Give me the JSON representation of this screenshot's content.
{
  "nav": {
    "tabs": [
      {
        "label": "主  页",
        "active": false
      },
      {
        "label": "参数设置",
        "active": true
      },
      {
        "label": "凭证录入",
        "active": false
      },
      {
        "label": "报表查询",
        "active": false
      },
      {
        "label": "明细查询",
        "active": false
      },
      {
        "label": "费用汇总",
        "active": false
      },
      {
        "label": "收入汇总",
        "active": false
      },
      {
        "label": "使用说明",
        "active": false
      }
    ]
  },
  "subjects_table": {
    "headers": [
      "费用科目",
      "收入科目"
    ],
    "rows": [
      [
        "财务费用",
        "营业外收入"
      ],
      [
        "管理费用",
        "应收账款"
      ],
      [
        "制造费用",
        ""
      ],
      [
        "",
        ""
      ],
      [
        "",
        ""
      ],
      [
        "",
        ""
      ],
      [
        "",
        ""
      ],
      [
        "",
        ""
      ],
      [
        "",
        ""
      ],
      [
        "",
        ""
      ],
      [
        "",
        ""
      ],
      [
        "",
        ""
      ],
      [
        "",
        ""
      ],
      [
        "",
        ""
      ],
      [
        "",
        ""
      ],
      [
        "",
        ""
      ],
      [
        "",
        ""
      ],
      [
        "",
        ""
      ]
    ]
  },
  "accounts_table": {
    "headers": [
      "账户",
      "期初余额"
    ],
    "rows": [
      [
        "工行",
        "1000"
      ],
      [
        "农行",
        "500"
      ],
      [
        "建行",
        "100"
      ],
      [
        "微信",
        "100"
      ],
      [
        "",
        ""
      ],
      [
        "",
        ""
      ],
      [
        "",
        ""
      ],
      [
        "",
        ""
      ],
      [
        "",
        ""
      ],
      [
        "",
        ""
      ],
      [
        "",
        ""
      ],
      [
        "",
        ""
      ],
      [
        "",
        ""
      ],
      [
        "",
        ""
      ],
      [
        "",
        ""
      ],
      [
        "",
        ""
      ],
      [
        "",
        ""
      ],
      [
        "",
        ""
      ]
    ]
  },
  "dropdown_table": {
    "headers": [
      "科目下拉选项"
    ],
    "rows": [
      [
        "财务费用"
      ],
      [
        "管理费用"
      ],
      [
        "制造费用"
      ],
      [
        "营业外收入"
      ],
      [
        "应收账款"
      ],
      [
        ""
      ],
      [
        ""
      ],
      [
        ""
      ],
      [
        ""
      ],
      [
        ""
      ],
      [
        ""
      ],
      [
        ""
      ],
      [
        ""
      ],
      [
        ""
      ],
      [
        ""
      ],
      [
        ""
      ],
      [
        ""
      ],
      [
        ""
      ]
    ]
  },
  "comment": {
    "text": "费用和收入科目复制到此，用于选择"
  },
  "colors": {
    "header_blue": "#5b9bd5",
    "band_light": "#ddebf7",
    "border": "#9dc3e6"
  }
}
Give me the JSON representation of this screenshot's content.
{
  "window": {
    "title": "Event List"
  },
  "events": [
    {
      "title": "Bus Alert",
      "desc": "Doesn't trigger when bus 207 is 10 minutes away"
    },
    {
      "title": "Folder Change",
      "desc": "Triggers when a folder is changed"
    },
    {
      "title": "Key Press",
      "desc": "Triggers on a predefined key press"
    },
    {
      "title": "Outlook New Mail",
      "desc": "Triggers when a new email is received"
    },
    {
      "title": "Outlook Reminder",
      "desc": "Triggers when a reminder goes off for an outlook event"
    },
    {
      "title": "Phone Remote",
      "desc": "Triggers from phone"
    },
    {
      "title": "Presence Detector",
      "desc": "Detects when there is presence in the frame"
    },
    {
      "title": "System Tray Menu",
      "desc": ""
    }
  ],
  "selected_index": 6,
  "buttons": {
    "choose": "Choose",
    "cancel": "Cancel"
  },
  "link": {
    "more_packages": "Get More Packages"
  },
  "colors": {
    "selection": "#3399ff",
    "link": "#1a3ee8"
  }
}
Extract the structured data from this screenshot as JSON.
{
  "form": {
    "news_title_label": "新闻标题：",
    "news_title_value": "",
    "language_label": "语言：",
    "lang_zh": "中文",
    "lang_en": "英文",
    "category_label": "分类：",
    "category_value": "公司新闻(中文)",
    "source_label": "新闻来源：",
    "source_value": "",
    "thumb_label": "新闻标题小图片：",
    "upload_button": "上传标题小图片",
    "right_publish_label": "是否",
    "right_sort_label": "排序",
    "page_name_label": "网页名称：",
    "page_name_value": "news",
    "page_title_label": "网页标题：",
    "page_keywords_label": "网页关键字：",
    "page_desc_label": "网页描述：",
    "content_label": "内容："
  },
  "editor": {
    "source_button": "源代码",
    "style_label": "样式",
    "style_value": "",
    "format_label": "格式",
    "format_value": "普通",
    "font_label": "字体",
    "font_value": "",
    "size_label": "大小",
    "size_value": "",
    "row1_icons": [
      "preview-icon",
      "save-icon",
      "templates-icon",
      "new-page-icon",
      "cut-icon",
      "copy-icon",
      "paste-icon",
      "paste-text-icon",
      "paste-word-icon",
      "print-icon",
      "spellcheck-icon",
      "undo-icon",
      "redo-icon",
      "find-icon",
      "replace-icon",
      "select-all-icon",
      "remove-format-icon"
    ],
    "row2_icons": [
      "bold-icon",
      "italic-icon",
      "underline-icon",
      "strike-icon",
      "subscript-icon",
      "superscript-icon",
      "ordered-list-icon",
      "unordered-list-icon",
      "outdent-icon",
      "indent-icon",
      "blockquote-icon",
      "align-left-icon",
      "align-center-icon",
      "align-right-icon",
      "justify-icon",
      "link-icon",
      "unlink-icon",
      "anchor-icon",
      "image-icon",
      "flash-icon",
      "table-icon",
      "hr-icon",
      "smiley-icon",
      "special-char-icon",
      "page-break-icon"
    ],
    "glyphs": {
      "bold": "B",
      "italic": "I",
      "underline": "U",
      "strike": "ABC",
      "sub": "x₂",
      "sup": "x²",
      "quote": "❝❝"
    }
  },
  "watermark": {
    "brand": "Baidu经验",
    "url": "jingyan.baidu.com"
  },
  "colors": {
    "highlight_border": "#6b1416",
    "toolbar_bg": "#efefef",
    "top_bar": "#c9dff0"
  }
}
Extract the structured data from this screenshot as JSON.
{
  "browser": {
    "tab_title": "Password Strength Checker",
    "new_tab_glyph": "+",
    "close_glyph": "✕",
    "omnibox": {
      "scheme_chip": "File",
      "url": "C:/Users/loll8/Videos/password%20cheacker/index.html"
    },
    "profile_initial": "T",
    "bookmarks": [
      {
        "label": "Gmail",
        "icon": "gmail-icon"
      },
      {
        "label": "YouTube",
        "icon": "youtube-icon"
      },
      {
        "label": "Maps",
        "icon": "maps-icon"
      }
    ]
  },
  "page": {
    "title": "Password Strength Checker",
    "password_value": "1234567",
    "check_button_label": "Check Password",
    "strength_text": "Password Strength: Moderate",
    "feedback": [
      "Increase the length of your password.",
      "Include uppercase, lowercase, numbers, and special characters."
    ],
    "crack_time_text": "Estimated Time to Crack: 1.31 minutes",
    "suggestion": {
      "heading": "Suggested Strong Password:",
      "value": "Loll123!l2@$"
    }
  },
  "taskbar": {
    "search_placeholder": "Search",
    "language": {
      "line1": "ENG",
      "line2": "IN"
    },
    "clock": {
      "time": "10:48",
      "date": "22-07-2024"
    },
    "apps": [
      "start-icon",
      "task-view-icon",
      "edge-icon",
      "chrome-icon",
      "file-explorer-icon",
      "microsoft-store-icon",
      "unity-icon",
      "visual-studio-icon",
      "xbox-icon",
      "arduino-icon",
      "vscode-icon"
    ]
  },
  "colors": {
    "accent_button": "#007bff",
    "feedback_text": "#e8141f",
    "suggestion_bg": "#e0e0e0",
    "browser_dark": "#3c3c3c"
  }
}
--------
▶ _Given task_
Write the material out again word for word.

▶ _Correct output_
Give me the JSON representation of this screenshot's content.
{
  "nav": {
    "tabs": [
      {
        "label": "主  页",
        "active": false
      },
      {
        "label": "参数设置",
        "active": true
      },
      {
        "label": "凭证录入",
        "active": false
      },
      {
        "label": "报表查询",
        "active": false
      },
      {
        "label": "明细查询",
        "active": false
      },
      {
        "label": "费用汇总",
        "active": false
      },
      {
        "label": "收入汇总",
        "active": false
      },
      {
        "label": "使用说明",
        "active": false
      }
    ]
  },
  "subjects_table": {
    "headers": [
      "费用科目",
      "收入科目"
    ],
    "rows": [
      [
        "财务费用",
        "营业外收入"
      ],
      [
        "管理费用",
        "应收账款"
      ],
      [
        "制造费用",
        ""
      ],
      [
        "",
        ""
      ],
      [
        "",
        ""
      ],
      [
        "",
        ""
      ],
      [
        "",
        ""
      ],
      [
        "",
        ""
      ],
      [
        "",
        ""
      ],
      [
        "",
        ""
      ],
      [
        "",
        ""
      ],
      [
        "",
        ""
      ],
      [
        "",
        ""
      ],
      [
        "",
        ""
      ],
      [
        "",
        ""
      ],
      [
        "",
        ""
      ],
      [
        "",
        ""
      ],
      [
        "",
        ""
      ]
    ]
  },
  "accounts_table": {
    "headers": [
      "账户",
      "期初余额"
    ],
    "rows": [
      [
        "工行",
        "1000"
      ],
      [
        "农行",
        "500"
      ],
      [
        "建行",
        "100"
      ],
      [
        "微信",
        "100"
      ],
      [
        "",
        ""
      ],
      [
        "",
        ""
      ],
      [
        "",
        ""
      ],
      [
        "",
        ""
      ],
      [
        "",
        ""
      ],
      [
        "",
        ""
      ],
      [
        "",
        ""
      ],
      [
        "",
        ""
      ],
      [
        "",
        ""
      ],
      [
        "",
        ""
      ],
      [
        "",
        ""
      ],
      [
        "",
        ""
      ],
      [
        "",
        ""
      ],
      [
        "",
        ""
      ]
    ]
  },
  "dropdown_table": {
    "headers": [
      "科目下拉选项"
    ],
    "rows": [
      [
        "财务费用"
      ],
      [
        "管理费用"
      ],
      [
        "制造费用"
      ],
      [
        "营业外收入"
      ],
      [
        "应收账款"
      ],
      [
        ""
      ],
      [
        ""
      ],
      [
        ""
      ],
      [
        ""
      ],
      [
        ""
      ],
      [
        ""
      ],
      [
        ""
      ],
      [
        ""
      ],
      [
        ""
      ],
      [
        ""
      ],
      [
        ""
      ],
      [
        ""
      ],
      [
        ""
      ]
    ]
  },
  "comment": {
    "text": "费用和收入科目复制到此，用于选择"
  },
  "colors": {
    "header_blue": "#5b9bd5",
    "band_light": "#ddebf7",
    "border": "#9dc3e6"
  }
}
Give me the JSON representation of this screenshot's content.
{
  "window": {
    "title": "Event List"
  },
  "events": [
    {
      "title": "Bus Alert",
      "desc": "Doesn't trigger when bus 207 is 10 minutes away"
    },
    {
      "title": "Folder Change",
      "desc": "Triggers when a folder is changed"
    },
    {
      "title": "Key Press",
      "desc": "Triggers on a predefined key press"
    },
    {
      "title": "Outlook New Mail",
      "desc": "Triggers when a new email is received"
    },
    {
      "title": "Outlook Reminder",
      "desc": "Triggers when a reminder goes off for an outlook event"
    },
    {
      "title": "Phone Remote",
      "desc": "Triggers from phone"
    },
    {
      "title": "Presence Detector",
      "desc": "Detects when there is presence in the frame"
    },
    {
      "title": "System Tray Menu",
      "desc": ""
    }
  ],
  "selected_index": 6,
  "buttons": {
    "choose": "Choose",
    "cancel": "Cancel"
  },
  "link": {
    "more_packages": "Get More Packages"
  },
  "colors": {
    "selection": "#3399ff",
    "link": "#1a3ee8"
  }
}
Extract the structured data from this screenshot as JSON.
{
  "form": {
    "news_title_label": "新闻标题：",
    "news_title_value": "",
    "language_label": "语言：",
    "lang_zh": "中文",
    "lang_en": "英文",
    "category_label": "分类：",
    "category_value": "公司新闻(中文)",
    "source_label": "新闻来源：",
    "source_value": "",
    "thumb_label": "新闻标题小图片：",
    "upload_button": "上传标题小图片",
    "right_publish_label": "是否",
    "right_sort_label": "排序",
    "page_name_label": "网页名称：",
    "page_name_value": "news",
    "page_title_label": "网页标题：",
    "page_keywords_label": "网页关键字：",
    "page_desc_label": "网页描述：",
    "content_label": "内容："
  },
  "editor": {
    "source_button": "源代码",
    "style_label": "样式",
    "style_value": "",
    "format_label": "格式",
    "format_value": "普通",
    "font_label": "字体",
    "font_value": "",
    "size_label": "大小",
    "size_value": "",
    "row1_icons": [
      "preview-icon",
      "save-icon",
      "templates-icon",
      "new-page-icon",
      "cut-icon",
      "copy-icon",
      "paste-icon",
      "paste-text-icon",
      "paste-word-icon",
      "print-icon",
      "spellcheck-icon",
      "undo-icon",
      "redo-icon",
      "find-icon",
      "replace-icon",
      "select-all-icon",
      "remove-format-icon"
    ],
    "row2_icons": [
      "bold-icon",
      "italic-icon",
      "underline-icon",
      "strike-icon",
      "subscript-icon",
      "superscript-icon",
      "ordered-list-icon",
      "unordered-list-icon",
      "outdent-icon",
      "indent-icon",
      "blockquote-icon",
      "align-left-icon",
      "align-center-icon",
      "align-right-icon",
      "justify-icon",
      "link-icon",
      "unlink-icon",
      "anchor-icon",
      "image-icon",
      "flash-icon",
      "table-icon",
      "hr-icon",
      "smiley-icon",
      "special-char-icon",
      "page-break-icon"
    ],
    "glyphs": {
      "bold": "B",
      "italic": "I",
      "underline": "U",
      "strike": "ABC",
      "sub": "x₂",
      "sup": "x²",
      "quote": "❝❝"
    }
  },
  "watermark": {
    "brand": "Baidu经验",
    "url": "jingyan.baidu.com"
  },
  "colors": {
    "highlight_border": "#6b1416",
    "toolbar_bg": "#efefef",
    "top_bar": "#c9dff0"
  }
}
Extract the structured data from this screenshot as JSON.
{
  "browser": {
    "tab_title": "Password Strength Checker",
    "new_tab_glyph": "+",
    "close_glyph": "✕",
    "omnibox": {
      "scheme_chip": "File",
      "url": "C:/Users/loll8/Videos/password%20cheacker/index.html"
    },
    "profile_initial": "T",
    "bookmarks": [
      {
        "label": "Gmail",
        "icon": "gmail-icon"
      },
      {
        "label": "YouTube",
        "icon": "youtube-icon"
      },
      {
        "label": "Maps",
        "icon": "maps-icon"
      }
    ]
  },
  "page": {
    "title": "Password Strength Checker",
    "password_value": "1234567",
    "check_button_label": "Check Password",
    "strength_text": "Password Strength: Moderate",
    "feedback": [
      "Increase the length of your password.",
      "Include uppercase, lowercase, numbers, and special characters."
    ],
    "crack_time_text": "Estimated Time to Crack: 1.31 minutes",
    "suggestion": {
      "heading": "Suggested Strong Password:",
      "value": "Loll123!l2@$"
    }
  },
  "taskbar": {
    "search_placeholder": "Search",
    "language": {
      "line1": "ENG",
      "line2": "IN"
    },
    "clock": {
      "time": "10:48",
      "date": "22-07-2024"
    },
    "apps": [
      "start-icon",
      "task-view-icon",
      "edge-icon",
      "chrome-icon",
      "file-explorer-icon",
      "microsoft-store-icon",
      "unity-icon",
      "visual-studio-icon",
      "xbox-icon",
      "arduino-icon",
      "vscode-icon"
    ]
  },
  "colors": {
    "accent_button": "#007bff",
    "feedback_text": "#e8141f",
    "suggestion_bg": "#e0e0e0",
    "browser_dark": "#3c3c3c"
  }
}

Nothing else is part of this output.